** start DATASET CONTENT **
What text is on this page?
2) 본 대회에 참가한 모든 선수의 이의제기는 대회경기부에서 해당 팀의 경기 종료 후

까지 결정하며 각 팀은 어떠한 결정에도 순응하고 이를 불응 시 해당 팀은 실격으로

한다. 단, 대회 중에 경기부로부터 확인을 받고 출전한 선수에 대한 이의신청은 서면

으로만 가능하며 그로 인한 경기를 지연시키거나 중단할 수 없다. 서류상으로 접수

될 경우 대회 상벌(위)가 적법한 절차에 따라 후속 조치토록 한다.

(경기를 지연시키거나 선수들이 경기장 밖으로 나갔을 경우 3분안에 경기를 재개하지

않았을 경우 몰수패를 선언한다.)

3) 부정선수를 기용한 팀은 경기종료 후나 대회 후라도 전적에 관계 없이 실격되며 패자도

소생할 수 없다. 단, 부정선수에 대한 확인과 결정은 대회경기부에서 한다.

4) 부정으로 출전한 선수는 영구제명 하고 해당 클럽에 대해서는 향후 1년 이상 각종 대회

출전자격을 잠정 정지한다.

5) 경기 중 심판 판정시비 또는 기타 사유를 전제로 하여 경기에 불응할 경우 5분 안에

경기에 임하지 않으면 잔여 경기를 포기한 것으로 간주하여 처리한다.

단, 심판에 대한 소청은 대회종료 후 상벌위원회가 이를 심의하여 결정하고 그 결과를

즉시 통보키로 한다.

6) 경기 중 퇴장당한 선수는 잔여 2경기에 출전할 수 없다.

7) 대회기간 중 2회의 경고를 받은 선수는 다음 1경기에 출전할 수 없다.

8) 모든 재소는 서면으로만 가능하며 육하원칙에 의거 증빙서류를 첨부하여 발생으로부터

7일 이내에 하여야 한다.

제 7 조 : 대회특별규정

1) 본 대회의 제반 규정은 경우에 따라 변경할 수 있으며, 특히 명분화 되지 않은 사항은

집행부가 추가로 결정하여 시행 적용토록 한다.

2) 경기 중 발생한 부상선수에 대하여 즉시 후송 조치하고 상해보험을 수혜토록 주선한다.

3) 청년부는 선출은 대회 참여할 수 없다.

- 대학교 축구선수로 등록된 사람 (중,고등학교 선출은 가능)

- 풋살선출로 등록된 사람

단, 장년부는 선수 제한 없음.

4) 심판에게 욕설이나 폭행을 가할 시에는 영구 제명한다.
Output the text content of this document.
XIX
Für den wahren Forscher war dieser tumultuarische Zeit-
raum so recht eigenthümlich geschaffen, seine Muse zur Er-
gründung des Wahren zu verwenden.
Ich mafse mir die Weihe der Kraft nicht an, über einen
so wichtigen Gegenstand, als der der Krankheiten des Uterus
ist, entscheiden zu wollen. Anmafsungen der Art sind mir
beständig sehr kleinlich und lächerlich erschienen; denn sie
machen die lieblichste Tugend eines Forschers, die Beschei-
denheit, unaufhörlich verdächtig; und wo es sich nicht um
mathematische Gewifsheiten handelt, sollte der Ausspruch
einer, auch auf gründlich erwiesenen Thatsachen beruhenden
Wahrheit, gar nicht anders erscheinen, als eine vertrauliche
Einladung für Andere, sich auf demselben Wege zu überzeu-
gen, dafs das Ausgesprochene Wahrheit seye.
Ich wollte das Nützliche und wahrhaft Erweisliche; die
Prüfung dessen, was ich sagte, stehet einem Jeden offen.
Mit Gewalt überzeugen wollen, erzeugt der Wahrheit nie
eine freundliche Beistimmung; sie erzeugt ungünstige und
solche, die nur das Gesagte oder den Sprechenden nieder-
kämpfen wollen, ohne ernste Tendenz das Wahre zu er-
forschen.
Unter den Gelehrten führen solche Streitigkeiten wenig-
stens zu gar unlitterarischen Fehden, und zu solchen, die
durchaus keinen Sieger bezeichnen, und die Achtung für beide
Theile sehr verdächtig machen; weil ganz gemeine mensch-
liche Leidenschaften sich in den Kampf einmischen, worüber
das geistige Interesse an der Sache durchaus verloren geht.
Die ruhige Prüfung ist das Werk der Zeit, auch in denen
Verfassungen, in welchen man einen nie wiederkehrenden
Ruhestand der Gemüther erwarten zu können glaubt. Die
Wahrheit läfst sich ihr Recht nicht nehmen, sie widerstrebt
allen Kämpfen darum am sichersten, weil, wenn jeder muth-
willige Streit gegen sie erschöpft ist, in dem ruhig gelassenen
** end DATASET CONTENT **
[SHORT PROBLEM] Pick out the lines that contain "지연시키거나" and copy them.

[OUTPUT OF THE EXERCISE]
으로만 가능하며 그로 인한 경기를 지연시키거나 중단할 수 없다. 서류상으로 접수
(경기를 지연시키거나 선수들이 경기장 밖으로 나갔을 경우 3분안에 경기를 재개하지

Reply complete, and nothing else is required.